__EXERCISE GOAL__:
Reproduce each line, exactly, from the one containing "Reverse-engineer this chart into JSON." through the end of the material. Exclude pictures.
───
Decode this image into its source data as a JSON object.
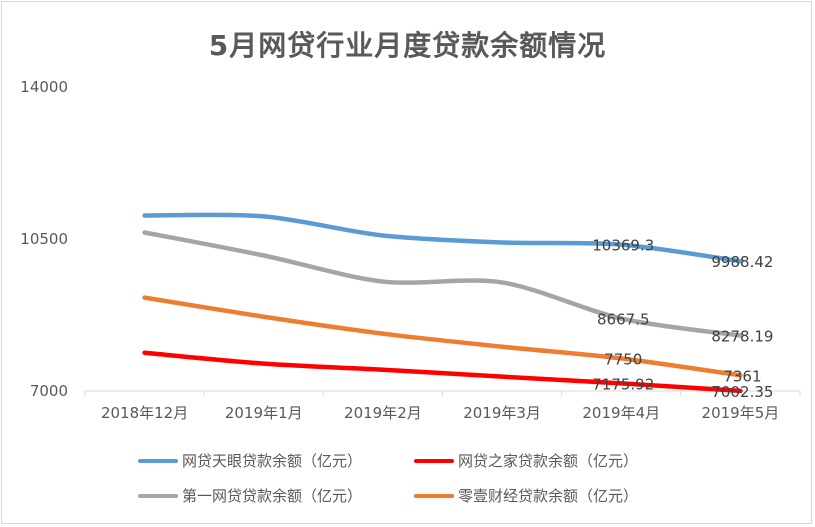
{
  "chart_data": {
    "type": "line",
    "title": "5月网贷行业月度贷款余额情况",
    "xlabel": "",
    "ylabel": "",
    "categories": [
      "2018年12月",
      "2019年1月",
      "2019年2月",
      "2019年3月",
      "2019年4月",
      "2019年5月"
    ],
    "ylim": [
      7000,
      14000
    ],
    "yticks": [
      7000,
      10500,
      14000
    ],
    "grid": false,
    "legend_position": "bottom",
    "series": [
      {
        "name": "网贷天眼贷款余额（亿元）",
        "color": "#5b9bd5",
        "values": [
          11040,
          11020,
          10580,
          10420,
          10369.3,
          9988.42
        ],
        "labels": [
          null,
          null,
          null,
          null,
          "10369.3",
          "9988.42"
        ]
      },
      {
        "name": "网贷之家贷款余额（亿元）",
        "color": "#ff0000",
        "values": [
          7880,
          7630,
          7490,
          7330,
          7175.92,
          7002.35
        ],
        "labels": [
          null,
          null,
          null,
          null,
          "7175.92",
          "7002.35"
        ]
      },
      {
        "name": "第一网贷贷款余额（亿元）",
        "color": "#a5a5a5",
        "values": [
          10650,
          10120,
          9520,
          9500,
          8667.5,
          8278.19
        ],
        "labels": [
          null,
          null,
          null,
          null,
          "8667.5",
          "8278.19"
        ]
      },
      {
        "name": "零壹财经贷款余额（亿元）",
        "color": "#ed7d31",
        "values": [
          9150,
          8710,
          8320,
          8020,
          7750,
          7361
        ],
        "labels": [
          null,
          null,
          null,
          null,
          "7750",
          "7361"
        ]
      }
    ]
  }
}
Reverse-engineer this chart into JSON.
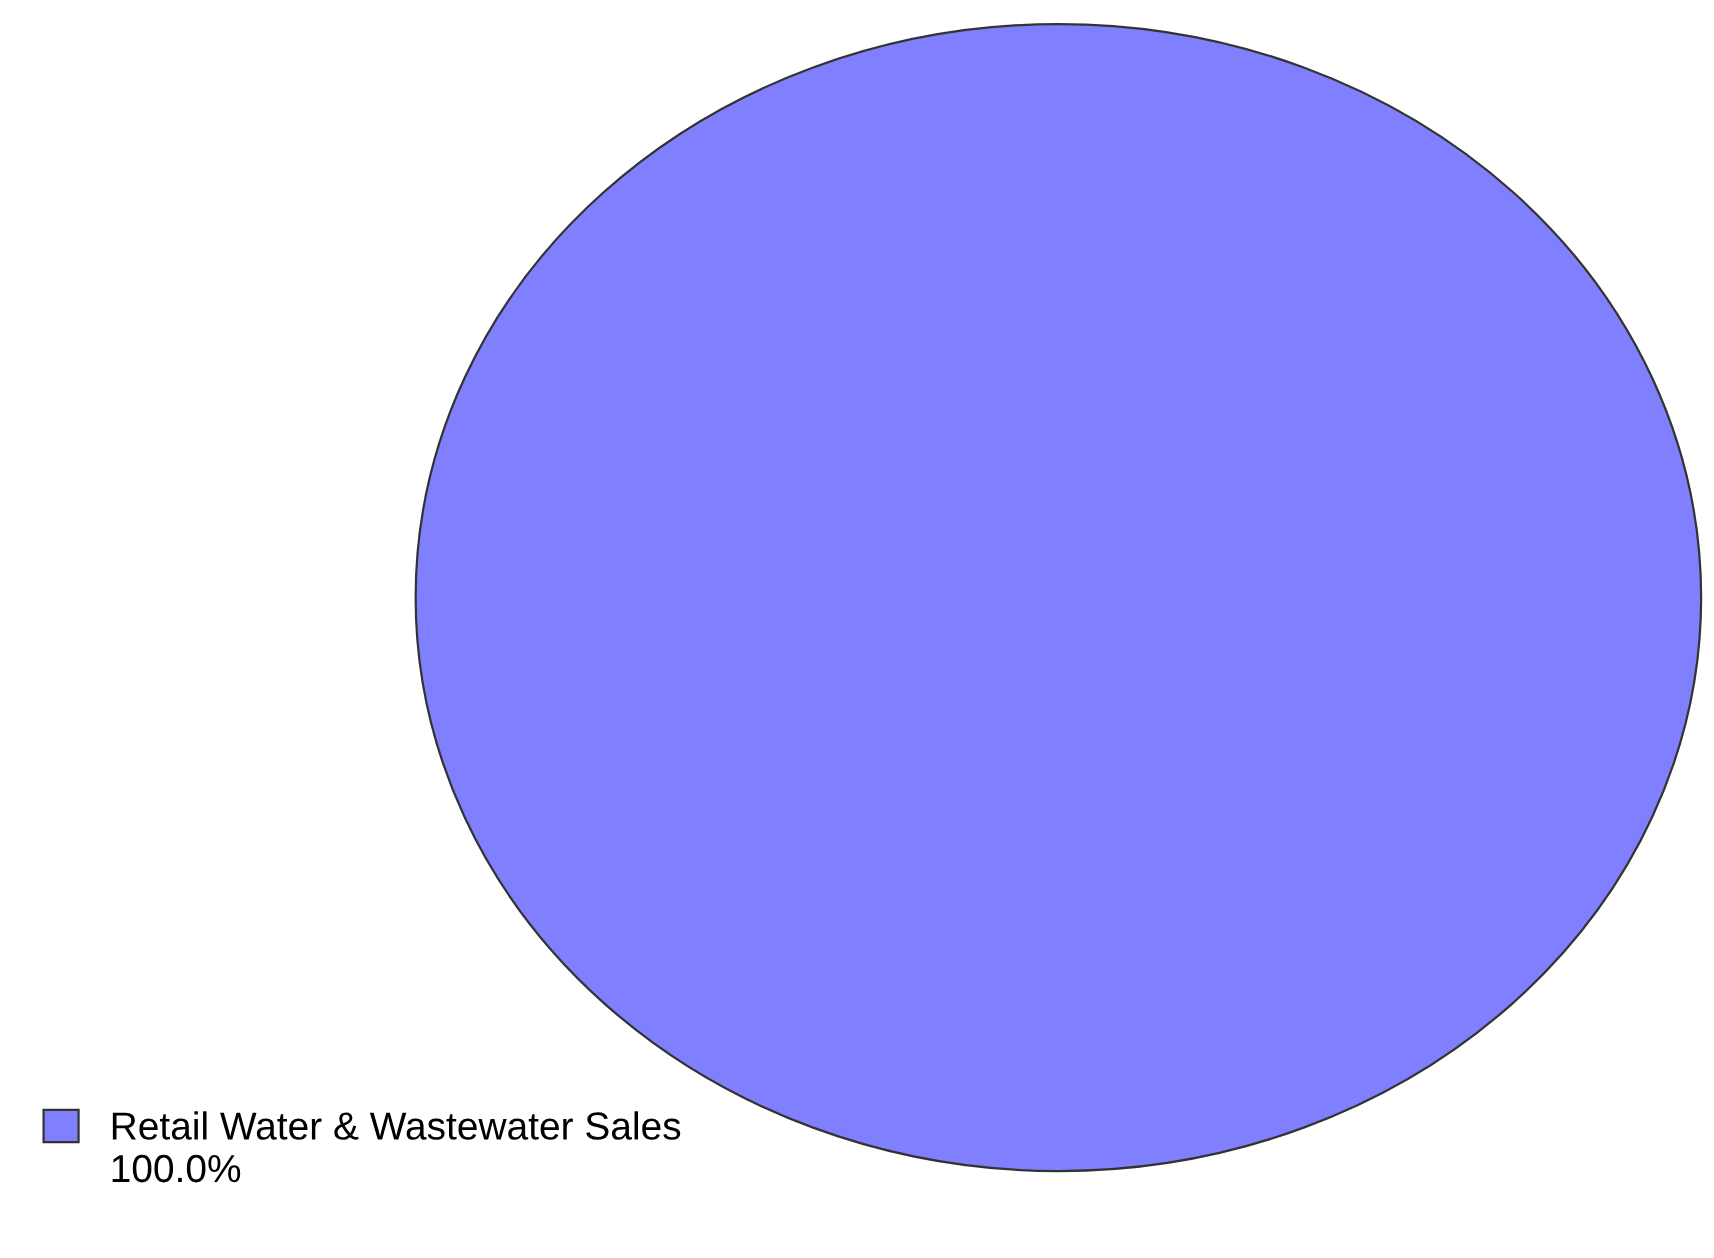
{
  "chart_data": {
    "type": "pie",
    "categories": [
      "Retail Water & Wastewater Sales"
    ],
    "values": [
      100
    ],
    "colors": [
      "#8080ff"
    ],
    "value_labels": [
      "100.0%"
    ],
    "legend": "bottom left"
  }
}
───
__RESPONSE BELOW__:
Reverse-engineer this chart into JSON.
{
  "chart_data": {
    "type": "pie",
    "categories": [
      "Retail Water & Wastewater Sales"
    ],
    "values": [
      100
    ],
    "colors": [
      "#8080ff"
    ],
    "value_labels": [
      "100.0%"
    ],
    "legend": "bottom left"
  }
}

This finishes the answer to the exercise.